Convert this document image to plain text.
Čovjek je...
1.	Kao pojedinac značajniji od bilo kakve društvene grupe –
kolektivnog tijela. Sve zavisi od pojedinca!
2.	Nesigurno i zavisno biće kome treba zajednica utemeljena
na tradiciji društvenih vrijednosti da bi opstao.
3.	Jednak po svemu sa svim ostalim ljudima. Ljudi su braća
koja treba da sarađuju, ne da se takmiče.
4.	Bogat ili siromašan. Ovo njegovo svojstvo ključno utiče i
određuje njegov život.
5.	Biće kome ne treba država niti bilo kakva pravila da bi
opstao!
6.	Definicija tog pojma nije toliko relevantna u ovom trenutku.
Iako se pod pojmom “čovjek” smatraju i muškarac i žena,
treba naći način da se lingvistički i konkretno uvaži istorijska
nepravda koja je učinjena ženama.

☆ ☆ ☆ ☆

Exercise:
Print every record above exactly as written.

Finished answer:
Convert this document image to plain text.
Čovjek je...
1.	Kao pojedinac značajniji od bilo kakve društvene grupe –
kolektivnog tijela. Sve zavisi od pojedinca!
2.	Nesigurno i zavisno biće kome treba zajednica utemeljena
na tradiciji društvenih vrijednosti da bi opstao.
3.	Jednak po svemu sa svim ostalim ljudima. Ljudi su braća
koja treba da sarađuju, ne da se takmiče.
4.	Bogat ili siromašan. Ovo njegovo svojstvo ključno utiče i
određuje njegov život.
5.	Biće kome ne treba država niti bilo kakva pravila da bi
opstao!
6.	Definicija tog pojma nije toliko relevantna u ovom trenutku.
Iako se pod pojmom “čovjek” smatraju i muškarac i žena,
treba naći način da se lingvistički i konkretno uvaži istorijska
nepravda koja je učinjena ženama.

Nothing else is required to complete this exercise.